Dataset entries

----------

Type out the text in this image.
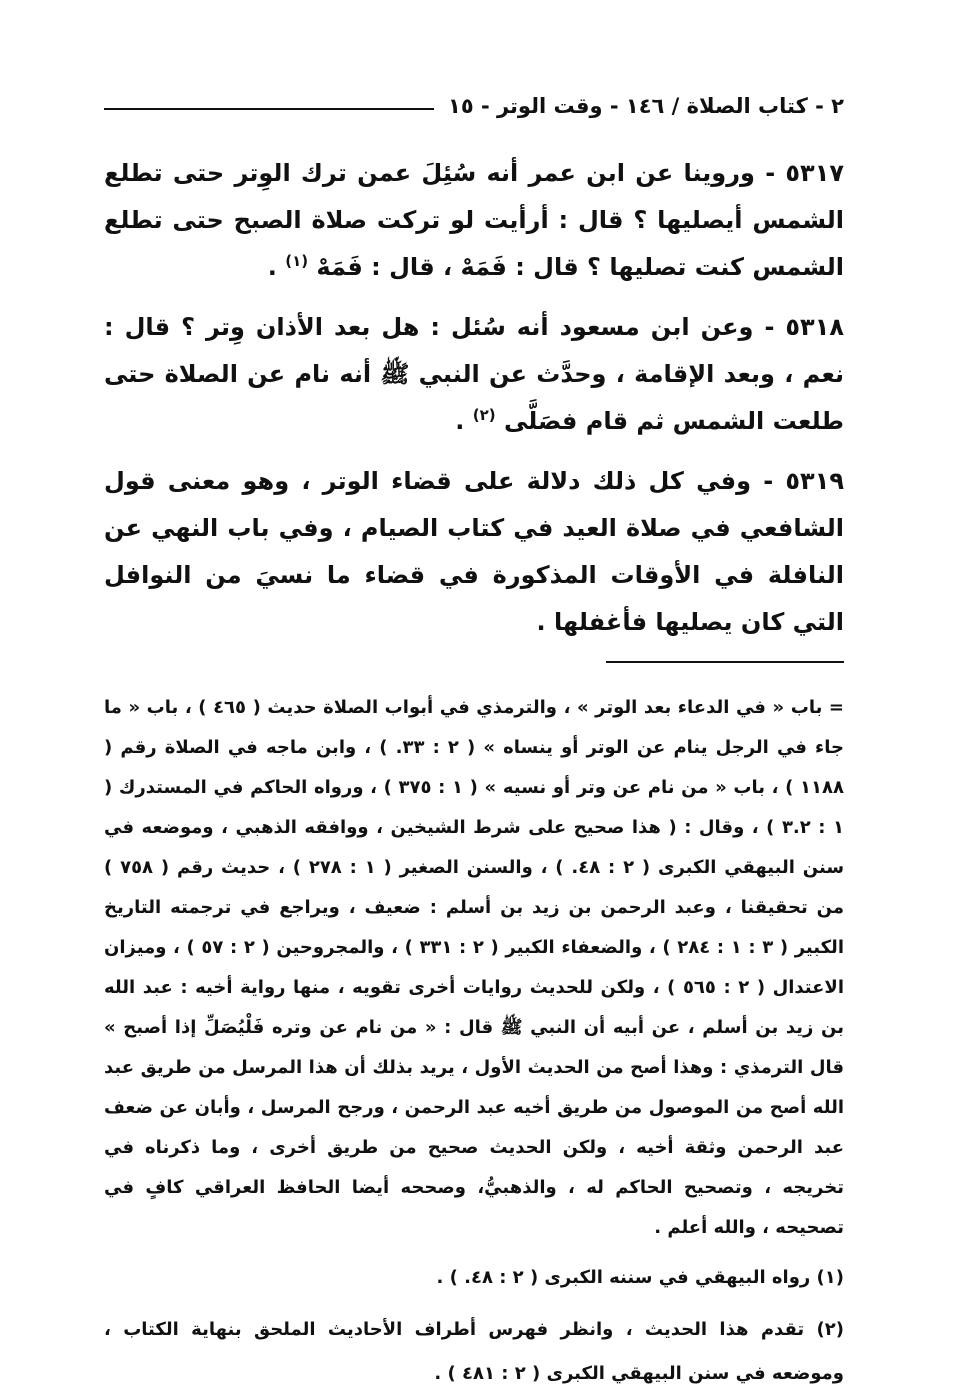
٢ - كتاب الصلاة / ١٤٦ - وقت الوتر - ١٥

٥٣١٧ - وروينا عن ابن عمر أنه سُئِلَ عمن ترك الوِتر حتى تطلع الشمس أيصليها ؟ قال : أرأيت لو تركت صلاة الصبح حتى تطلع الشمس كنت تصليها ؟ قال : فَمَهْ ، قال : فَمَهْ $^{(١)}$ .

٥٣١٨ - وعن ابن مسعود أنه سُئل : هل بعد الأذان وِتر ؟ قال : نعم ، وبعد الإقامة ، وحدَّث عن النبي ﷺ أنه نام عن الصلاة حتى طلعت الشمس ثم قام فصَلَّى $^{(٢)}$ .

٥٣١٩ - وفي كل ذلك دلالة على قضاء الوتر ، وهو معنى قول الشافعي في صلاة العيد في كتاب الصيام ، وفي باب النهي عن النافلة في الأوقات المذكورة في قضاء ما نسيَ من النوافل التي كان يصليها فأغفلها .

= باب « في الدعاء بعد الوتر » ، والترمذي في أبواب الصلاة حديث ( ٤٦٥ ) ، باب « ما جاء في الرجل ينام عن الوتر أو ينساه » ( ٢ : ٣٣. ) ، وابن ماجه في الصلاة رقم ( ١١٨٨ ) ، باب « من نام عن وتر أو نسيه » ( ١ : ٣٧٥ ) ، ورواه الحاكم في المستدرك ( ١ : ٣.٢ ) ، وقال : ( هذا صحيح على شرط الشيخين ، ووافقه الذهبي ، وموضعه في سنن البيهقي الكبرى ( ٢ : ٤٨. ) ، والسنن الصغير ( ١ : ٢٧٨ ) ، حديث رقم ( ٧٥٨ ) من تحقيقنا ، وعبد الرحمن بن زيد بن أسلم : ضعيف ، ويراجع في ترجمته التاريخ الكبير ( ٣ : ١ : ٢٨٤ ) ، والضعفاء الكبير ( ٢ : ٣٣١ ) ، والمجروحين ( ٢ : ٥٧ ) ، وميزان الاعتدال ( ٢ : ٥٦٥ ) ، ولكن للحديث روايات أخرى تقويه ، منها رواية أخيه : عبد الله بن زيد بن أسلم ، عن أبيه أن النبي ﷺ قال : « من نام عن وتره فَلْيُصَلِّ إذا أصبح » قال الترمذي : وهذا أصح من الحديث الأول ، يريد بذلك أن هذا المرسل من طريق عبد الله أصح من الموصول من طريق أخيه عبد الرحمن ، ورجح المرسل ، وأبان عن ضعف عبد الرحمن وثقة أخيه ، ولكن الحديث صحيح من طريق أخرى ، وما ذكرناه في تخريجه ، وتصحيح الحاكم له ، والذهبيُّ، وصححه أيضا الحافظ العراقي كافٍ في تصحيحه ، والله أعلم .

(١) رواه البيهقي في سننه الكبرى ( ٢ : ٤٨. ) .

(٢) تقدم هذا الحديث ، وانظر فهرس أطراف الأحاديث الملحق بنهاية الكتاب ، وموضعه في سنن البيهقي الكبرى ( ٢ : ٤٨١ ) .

----------

# The problem
Pull every line containing the word "الشمس" out of the material and copy it.

# The output
٥٣١٧ - وروينا عن ابن عمر أنه سُئِلَ عمن ترك الوِتر حتى تطلع الشمس أيصليها ؟ قال : أرأيت لو تركت صلاة الصبح حتى تطلع الشمس كنت تصليها ؟ قال : فَمَهْ ، قال : فَمَهْ $^{(١)}$ .
٥٣١٨ - وعن ابن مسعود أنه سُئل : هل بعد الأذان وِتر ؟ قال : نعم ، وبعد الإقامة ، وحدَّث عن النبي ﷺ أنه نام عن الصلاة حتى طلعت الشمس ثم قام فصَلَّى $^{(٢)}$ .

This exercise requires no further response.